What number of lines contain the word "screenshot"? Reply with the number and nothing else.

## Some records
········

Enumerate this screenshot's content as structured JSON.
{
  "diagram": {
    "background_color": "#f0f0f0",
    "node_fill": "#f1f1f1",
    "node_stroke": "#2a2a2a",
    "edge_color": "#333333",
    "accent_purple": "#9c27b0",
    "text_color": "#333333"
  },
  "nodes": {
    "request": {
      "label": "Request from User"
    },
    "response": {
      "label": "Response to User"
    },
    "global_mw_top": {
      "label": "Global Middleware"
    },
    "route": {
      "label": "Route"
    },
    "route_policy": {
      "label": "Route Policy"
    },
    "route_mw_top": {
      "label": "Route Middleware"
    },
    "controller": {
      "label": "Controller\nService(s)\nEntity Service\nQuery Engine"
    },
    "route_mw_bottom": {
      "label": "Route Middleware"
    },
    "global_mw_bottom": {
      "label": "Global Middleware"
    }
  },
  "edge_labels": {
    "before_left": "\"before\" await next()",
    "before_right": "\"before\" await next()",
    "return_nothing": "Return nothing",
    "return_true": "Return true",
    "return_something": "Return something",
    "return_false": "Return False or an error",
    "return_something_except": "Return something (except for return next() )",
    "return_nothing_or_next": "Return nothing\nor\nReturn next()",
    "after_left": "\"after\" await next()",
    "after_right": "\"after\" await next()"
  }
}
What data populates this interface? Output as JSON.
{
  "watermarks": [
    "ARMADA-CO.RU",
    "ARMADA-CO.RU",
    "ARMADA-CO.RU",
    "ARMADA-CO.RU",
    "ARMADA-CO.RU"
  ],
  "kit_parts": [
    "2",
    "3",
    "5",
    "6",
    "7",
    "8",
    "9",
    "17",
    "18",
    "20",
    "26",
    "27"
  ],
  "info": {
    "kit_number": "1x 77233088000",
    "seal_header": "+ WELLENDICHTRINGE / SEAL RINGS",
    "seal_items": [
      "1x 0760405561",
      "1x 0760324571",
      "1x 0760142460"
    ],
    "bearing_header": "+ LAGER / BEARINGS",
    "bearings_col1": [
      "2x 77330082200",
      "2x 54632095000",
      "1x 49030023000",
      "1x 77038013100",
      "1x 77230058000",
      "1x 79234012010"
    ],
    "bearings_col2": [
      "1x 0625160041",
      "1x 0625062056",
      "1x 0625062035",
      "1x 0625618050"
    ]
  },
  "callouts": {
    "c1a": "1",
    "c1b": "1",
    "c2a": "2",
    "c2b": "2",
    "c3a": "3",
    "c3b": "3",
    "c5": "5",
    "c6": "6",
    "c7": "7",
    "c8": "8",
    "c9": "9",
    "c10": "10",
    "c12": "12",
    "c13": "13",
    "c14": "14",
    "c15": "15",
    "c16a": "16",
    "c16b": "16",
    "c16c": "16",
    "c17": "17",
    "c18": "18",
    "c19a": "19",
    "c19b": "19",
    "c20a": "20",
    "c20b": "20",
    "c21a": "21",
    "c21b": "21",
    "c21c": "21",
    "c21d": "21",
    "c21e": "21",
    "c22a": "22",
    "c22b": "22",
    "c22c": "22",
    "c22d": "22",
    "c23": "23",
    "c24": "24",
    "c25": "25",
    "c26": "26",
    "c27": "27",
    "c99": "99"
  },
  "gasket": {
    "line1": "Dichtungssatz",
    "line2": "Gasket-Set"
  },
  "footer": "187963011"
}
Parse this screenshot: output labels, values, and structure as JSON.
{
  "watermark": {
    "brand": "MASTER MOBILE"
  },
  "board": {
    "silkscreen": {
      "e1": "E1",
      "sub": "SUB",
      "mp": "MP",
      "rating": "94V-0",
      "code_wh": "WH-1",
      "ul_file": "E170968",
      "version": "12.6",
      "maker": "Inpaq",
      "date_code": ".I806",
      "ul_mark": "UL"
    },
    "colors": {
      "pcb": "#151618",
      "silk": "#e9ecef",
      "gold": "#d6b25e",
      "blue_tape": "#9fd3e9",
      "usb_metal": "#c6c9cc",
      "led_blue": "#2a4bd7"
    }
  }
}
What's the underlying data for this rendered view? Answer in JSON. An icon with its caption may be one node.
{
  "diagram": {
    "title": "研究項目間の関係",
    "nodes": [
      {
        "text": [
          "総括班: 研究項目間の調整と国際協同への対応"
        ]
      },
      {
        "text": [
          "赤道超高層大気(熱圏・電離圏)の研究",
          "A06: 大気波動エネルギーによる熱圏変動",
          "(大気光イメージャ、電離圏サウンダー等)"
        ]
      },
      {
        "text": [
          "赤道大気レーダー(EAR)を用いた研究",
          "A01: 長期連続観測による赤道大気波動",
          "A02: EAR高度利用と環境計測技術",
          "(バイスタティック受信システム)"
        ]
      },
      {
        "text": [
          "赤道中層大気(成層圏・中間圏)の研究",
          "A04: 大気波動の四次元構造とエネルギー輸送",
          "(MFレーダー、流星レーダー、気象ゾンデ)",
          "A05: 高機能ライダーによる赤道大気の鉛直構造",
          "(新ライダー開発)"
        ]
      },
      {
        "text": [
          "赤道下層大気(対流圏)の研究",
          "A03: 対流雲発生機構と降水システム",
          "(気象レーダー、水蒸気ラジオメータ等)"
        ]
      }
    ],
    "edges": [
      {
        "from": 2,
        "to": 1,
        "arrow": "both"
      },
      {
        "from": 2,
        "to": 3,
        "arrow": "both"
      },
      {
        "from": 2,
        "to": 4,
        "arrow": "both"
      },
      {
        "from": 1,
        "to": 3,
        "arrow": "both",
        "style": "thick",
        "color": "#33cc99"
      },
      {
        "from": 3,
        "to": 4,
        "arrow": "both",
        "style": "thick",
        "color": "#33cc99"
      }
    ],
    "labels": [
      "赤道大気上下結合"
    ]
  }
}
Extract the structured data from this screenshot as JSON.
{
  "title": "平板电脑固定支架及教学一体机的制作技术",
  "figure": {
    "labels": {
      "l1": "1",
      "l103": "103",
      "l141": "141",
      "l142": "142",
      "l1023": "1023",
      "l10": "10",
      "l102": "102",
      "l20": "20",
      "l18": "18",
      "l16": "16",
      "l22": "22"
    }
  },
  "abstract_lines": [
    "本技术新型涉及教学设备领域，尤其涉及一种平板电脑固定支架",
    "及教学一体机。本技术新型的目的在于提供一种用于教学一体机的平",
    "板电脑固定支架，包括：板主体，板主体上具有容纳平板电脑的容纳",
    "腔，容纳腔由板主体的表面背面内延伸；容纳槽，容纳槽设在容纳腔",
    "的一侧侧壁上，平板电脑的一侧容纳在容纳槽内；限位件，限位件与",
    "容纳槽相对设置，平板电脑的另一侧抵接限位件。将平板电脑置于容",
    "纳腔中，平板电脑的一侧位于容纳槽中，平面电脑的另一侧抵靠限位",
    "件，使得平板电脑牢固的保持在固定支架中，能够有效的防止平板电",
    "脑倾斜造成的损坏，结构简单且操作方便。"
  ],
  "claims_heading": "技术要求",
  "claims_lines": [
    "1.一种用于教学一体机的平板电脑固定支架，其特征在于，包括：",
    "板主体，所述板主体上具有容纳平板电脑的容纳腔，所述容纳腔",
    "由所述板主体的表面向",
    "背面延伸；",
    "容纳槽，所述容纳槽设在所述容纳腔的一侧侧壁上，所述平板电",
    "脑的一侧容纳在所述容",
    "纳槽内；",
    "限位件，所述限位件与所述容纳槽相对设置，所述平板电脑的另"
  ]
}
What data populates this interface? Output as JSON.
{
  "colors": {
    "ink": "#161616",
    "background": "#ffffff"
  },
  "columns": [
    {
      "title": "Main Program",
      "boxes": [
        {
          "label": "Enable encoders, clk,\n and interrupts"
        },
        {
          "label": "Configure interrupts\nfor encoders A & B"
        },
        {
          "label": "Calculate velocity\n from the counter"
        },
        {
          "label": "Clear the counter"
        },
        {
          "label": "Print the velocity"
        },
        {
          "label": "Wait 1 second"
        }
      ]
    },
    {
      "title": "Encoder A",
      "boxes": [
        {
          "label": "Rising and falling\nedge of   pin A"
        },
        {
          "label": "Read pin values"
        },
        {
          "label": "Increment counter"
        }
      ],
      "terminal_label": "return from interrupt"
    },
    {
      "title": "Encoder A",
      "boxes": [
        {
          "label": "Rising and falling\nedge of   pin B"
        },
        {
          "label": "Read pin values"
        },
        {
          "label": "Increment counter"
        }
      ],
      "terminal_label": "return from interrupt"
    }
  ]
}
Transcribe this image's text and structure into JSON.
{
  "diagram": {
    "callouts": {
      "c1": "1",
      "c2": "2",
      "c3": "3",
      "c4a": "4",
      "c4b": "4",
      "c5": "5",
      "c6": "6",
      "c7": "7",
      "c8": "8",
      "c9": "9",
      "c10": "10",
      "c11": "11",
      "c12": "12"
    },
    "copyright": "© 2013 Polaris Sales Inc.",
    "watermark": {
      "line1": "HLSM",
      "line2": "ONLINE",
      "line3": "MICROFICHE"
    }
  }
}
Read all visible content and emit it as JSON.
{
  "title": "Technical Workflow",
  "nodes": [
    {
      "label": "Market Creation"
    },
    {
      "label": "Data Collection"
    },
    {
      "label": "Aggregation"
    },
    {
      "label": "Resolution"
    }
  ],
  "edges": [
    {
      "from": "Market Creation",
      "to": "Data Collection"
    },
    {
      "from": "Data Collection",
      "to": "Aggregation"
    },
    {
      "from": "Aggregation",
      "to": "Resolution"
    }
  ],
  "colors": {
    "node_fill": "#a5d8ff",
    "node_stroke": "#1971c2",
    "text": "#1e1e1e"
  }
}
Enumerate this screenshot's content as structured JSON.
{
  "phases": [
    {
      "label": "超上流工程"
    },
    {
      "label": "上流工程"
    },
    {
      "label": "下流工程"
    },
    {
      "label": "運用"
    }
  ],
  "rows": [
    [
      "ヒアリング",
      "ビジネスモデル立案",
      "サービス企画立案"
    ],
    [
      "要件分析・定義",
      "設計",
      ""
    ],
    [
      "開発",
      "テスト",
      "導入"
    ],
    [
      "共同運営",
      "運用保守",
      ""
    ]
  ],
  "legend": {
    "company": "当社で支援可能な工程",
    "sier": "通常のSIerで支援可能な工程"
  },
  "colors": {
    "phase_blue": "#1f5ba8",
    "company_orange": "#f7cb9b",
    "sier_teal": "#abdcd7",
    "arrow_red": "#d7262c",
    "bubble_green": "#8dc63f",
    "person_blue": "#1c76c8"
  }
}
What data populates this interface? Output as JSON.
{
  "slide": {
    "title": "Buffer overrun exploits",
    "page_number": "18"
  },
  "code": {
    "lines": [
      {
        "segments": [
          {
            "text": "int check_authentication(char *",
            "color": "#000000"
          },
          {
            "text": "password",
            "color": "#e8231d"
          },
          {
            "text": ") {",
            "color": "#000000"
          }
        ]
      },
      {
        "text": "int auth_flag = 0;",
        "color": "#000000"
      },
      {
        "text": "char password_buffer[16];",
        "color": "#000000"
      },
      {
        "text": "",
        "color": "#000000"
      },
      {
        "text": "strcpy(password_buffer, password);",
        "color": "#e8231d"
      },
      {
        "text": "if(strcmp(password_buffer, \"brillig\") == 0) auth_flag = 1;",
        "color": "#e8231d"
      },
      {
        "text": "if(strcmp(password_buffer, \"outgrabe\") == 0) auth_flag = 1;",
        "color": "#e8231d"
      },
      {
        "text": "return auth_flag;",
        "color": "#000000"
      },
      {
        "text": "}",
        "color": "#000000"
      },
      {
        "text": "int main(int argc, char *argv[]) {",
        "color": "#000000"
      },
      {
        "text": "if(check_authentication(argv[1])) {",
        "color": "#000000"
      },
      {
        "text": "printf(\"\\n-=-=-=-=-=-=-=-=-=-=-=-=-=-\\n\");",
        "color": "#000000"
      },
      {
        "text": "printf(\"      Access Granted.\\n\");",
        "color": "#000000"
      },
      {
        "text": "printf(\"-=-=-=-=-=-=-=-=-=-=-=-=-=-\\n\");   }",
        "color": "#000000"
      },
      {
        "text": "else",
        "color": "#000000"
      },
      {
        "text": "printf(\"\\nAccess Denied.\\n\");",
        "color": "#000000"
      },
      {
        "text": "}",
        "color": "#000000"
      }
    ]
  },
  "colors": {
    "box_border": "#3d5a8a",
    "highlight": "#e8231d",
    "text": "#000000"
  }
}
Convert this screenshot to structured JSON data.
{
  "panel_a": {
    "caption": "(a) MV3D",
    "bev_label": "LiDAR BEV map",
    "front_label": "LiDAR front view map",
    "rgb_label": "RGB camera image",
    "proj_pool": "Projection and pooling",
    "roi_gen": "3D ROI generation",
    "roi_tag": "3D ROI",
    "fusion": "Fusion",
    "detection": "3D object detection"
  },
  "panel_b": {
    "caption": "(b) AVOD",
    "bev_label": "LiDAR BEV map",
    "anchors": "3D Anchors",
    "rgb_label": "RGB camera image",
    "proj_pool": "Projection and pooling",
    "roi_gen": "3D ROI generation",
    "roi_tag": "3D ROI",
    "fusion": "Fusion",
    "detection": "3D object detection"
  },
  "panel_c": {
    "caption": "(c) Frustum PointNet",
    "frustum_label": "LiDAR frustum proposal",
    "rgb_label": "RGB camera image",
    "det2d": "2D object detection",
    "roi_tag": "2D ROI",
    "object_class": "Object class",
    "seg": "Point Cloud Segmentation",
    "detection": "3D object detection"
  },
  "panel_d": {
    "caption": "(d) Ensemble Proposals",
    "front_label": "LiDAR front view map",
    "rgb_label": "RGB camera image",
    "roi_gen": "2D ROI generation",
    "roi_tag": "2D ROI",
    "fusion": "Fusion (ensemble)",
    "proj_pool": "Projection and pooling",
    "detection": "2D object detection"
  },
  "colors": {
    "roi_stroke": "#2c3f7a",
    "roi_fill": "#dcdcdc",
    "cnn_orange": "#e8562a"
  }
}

········

## SOLUTION
5